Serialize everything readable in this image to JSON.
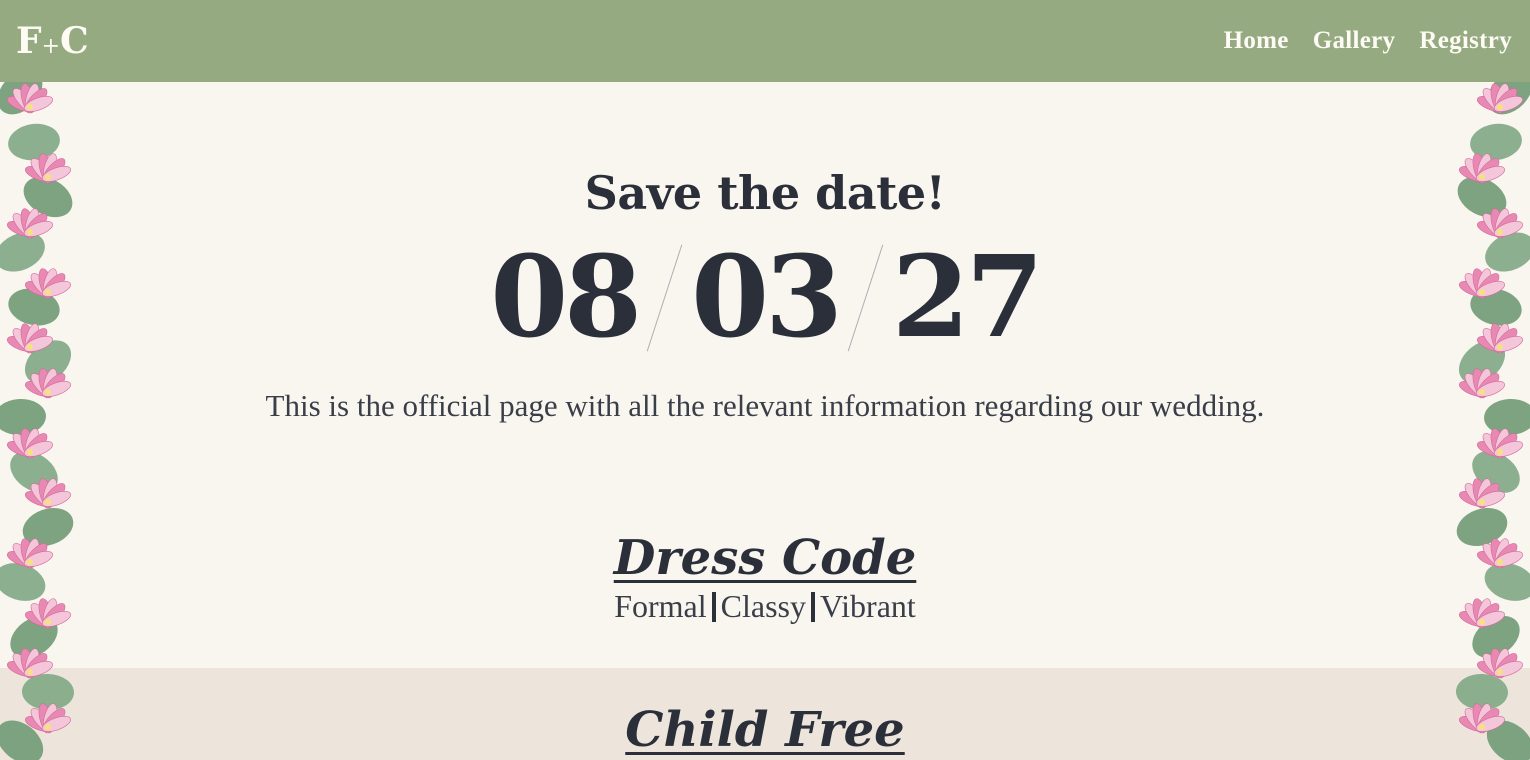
{
  "nav": {
    "logo_left": "F",
    "logo_plus": "+",
    "logo_right": "C",
    "links": [
      {
        "label": "Home"
      },
      {
        "label": "Gallery"
      },
      {
        "label": "Registry"
      }
    ]
  },
  "hero": {
    "title": "Save the date!",
    "date": {
      "month": "08",
      "day": "03",
      "year": "27"
    },
    "subtitle": "This is the official page with all the relevant information regarding our wedding."
  },
  "dress_code": {
    "title": "Dress Code",
    "items": [
      "Formal",
      "Classy",
      "Vibrant"
    ]
  },
  "child_free": {
    "title": "Child Free"
  },
  "colors": {
    "nav_bg": "#96aa82",
    "page_bg": "#f8f6ee",
    "band_bg": "#ede5db",
    "text": "#2b2f3a",
    "flower_pink": "#e889b4",
    "leaf_green": "#6f9a74"
  },
  "decor": {
    "left_border": "lotus-floral-border",
    "right_border": "lotus-floral-border"
  }
}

──────────

Work to be completed — Determine how many lines include the word "lotus" and report that number by itself.

Output for this exercise — 2